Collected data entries
• • • • •

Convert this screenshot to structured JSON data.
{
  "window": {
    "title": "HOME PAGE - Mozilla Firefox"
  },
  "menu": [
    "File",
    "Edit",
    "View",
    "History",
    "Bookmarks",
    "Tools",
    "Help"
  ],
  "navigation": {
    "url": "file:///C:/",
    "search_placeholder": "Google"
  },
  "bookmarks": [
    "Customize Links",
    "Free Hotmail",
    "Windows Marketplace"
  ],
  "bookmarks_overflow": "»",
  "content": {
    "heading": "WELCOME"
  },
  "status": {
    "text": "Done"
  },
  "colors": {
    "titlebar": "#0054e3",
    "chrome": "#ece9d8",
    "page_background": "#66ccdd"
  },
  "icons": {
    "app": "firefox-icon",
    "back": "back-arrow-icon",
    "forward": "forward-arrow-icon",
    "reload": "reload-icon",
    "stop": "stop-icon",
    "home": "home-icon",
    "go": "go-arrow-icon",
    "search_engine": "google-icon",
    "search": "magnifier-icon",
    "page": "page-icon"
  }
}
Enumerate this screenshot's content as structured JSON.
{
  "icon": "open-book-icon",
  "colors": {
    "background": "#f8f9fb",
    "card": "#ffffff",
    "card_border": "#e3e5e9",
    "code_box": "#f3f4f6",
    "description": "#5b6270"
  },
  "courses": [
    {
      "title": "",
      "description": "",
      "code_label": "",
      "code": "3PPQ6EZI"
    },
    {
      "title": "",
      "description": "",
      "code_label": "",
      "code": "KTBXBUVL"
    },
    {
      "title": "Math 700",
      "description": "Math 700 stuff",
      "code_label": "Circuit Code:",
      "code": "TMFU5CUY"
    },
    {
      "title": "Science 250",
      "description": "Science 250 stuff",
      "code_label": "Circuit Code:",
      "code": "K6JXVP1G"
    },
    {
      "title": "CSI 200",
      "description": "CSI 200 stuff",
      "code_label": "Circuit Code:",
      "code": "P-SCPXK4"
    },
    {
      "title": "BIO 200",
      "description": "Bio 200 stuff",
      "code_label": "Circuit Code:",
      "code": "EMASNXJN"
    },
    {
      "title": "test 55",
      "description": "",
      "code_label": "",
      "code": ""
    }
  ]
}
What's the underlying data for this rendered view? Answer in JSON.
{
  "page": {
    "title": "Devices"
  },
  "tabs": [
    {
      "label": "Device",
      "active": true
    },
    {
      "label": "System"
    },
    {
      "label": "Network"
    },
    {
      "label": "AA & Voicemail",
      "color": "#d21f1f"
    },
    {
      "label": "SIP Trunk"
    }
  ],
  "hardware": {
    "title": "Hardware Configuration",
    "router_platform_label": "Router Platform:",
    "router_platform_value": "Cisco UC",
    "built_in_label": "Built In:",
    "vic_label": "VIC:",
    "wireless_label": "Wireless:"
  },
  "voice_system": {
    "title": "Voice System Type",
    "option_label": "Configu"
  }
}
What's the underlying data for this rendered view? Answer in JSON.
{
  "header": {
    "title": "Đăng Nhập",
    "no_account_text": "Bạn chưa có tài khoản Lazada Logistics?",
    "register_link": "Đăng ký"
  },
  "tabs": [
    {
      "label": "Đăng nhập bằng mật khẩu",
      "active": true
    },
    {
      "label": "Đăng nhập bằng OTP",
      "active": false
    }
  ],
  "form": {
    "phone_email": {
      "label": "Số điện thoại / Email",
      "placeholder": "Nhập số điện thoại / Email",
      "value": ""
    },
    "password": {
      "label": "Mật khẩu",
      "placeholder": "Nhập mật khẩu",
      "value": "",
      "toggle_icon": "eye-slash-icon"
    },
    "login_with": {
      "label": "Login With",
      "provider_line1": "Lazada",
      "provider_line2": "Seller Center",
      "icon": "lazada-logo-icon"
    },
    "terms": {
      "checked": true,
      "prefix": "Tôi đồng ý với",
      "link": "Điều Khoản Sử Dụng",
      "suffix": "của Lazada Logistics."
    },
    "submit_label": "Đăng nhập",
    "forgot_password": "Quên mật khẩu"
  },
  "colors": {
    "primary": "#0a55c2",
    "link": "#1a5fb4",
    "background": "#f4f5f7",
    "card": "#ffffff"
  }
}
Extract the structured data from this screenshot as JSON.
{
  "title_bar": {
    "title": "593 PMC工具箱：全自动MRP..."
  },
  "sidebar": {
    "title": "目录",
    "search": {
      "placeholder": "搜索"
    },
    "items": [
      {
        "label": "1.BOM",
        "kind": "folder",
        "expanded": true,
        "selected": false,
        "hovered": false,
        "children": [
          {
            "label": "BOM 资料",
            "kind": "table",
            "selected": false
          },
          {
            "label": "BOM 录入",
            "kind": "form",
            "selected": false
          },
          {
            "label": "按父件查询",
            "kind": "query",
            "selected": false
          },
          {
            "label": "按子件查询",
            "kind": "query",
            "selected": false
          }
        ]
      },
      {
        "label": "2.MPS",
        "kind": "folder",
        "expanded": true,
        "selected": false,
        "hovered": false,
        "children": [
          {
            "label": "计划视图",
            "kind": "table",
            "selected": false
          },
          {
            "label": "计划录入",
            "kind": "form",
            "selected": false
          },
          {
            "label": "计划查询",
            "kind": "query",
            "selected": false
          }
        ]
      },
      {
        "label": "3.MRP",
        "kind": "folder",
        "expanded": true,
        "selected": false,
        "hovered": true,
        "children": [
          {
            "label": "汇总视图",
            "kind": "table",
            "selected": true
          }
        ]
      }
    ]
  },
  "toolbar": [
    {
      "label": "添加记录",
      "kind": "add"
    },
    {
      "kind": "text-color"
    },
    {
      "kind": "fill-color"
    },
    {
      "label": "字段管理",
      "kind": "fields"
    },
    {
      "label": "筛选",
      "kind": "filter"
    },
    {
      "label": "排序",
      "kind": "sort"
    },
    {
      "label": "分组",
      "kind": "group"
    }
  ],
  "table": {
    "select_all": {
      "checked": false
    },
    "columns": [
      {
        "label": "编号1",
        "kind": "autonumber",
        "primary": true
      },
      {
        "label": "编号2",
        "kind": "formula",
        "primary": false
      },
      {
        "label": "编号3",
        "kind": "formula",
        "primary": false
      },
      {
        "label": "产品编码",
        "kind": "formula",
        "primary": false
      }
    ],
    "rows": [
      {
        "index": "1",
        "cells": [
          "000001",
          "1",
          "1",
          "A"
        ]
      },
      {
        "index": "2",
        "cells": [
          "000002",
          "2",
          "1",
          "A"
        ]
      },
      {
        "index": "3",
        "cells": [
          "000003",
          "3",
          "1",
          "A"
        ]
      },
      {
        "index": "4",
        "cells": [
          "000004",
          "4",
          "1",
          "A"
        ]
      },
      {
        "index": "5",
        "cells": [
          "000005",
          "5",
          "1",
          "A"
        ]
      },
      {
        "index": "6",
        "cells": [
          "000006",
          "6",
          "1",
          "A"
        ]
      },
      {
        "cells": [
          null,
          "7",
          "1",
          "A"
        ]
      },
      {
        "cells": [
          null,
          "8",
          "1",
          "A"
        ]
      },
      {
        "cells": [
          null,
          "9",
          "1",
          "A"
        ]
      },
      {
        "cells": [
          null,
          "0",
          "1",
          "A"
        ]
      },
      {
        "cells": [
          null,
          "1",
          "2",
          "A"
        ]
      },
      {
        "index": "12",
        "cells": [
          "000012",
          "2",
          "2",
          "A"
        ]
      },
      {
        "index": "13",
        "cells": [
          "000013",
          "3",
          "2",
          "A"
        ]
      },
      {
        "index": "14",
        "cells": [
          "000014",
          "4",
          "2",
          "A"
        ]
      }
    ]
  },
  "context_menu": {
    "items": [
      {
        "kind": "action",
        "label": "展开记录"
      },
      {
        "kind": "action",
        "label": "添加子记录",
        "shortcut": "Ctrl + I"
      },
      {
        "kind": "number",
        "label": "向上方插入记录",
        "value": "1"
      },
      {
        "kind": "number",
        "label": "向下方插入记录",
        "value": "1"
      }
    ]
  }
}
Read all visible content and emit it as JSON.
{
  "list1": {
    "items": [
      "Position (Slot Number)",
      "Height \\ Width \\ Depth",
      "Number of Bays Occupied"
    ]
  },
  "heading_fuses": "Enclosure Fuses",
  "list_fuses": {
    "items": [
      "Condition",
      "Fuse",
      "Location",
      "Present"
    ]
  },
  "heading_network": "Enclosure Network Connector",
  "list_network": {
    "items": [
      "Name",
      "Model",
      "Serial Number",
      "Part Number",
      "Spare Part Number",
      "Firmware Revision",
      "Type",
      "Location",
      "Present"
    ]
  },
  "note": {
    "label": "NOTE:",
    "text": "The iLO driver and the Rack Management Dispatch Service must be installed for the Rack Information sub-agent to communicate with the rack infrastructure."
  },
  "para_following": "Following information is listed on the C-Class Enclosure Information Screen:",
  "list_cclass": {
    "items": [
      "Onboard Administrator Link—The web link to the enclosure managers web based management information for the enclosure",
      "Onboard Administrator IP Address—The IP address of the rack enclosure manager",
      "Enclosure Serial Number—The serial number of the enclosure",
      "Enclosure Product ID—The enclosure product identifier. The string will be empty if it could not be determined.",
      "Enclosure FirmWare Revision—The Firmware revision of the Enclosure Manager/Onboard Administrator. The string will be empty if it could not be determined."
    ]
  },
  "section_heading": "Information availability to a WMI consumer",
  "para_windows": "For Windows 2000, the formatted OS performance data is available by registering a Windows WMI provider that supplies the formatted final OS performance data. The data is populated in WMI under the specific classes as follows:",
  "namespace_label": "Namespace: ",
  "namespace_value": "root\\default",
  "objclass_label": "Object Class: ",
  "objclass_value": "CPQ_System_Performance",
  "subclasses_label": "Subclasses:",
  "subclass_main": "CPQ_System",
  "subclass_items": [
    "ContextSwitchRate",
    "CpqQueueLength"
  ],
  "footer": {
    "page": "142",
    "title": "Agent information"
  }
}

• • • • •

In the entries above, how many lines hold the word "will"? State the number and nothing else.

2